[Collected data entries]
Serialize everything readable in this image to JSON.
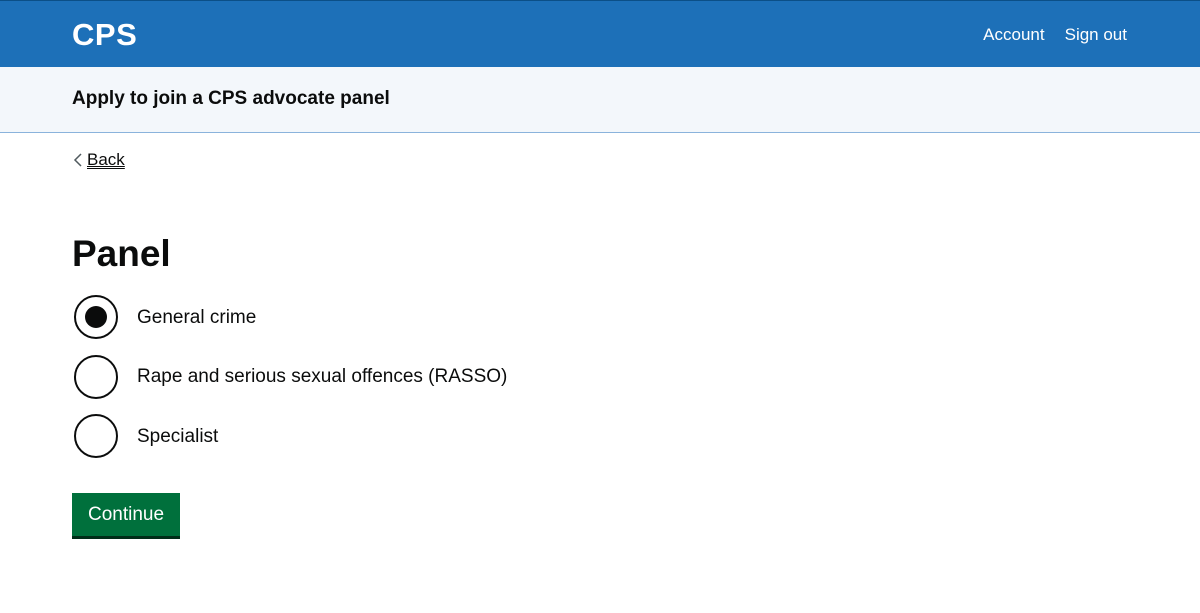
{
  "header": {
    "logo": "CPS",
    "nav": {
      "account": "Account",
      "sign_out": "Sign out"
    },
    "background_color": "#1d70b8"
  },
  "service": {
    "name": "Apply to join a CPS advocate panel"
  },
  "back_link": {
    "label": "Back"
  },
  "form": {
    "title": "Panel",
    "options": [
      {
        "label": "General crime",
        "selected": true
      },
      {
        "label": "Rape and serious sexual offences (RASSO)",
        "selected": false
      },
      {
        "label": "Specialist",
        "selected": false
      }
    ],
    "continue_label": "Continue",
    "button_color": "#00703c"
  }
}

(WHAT THIS TASK INVOLVES) Repeat each record exactly as shown above, dropping all images.

(RIGHT ANSWER)
Serialize everything readable in this image to JSON.
{
  "header": {
    "logo": "CPS",
    "nav": {
      "account": "Account",
      "sign_out": "Sign out"
    },
    "background_color": "#1d70b8"
  },
  "service": {
    "name": "Apply to join a CPS advocate panel"
  },
  "back_link": {
    "label": "Back"
  },
  "form": {
    "title": "Panel",
    "options": [
      {
        "label": "General crime",
        "selected": true
      },
      {
        "label": "Rape and serious sexual offences (RASSO)",
        "selected": false
      },
      {
        "label": "Specialist",
        "selected": false
      }
    ],
    "continue_label": "Continue",
    "button_color": "#00703c"
  }
}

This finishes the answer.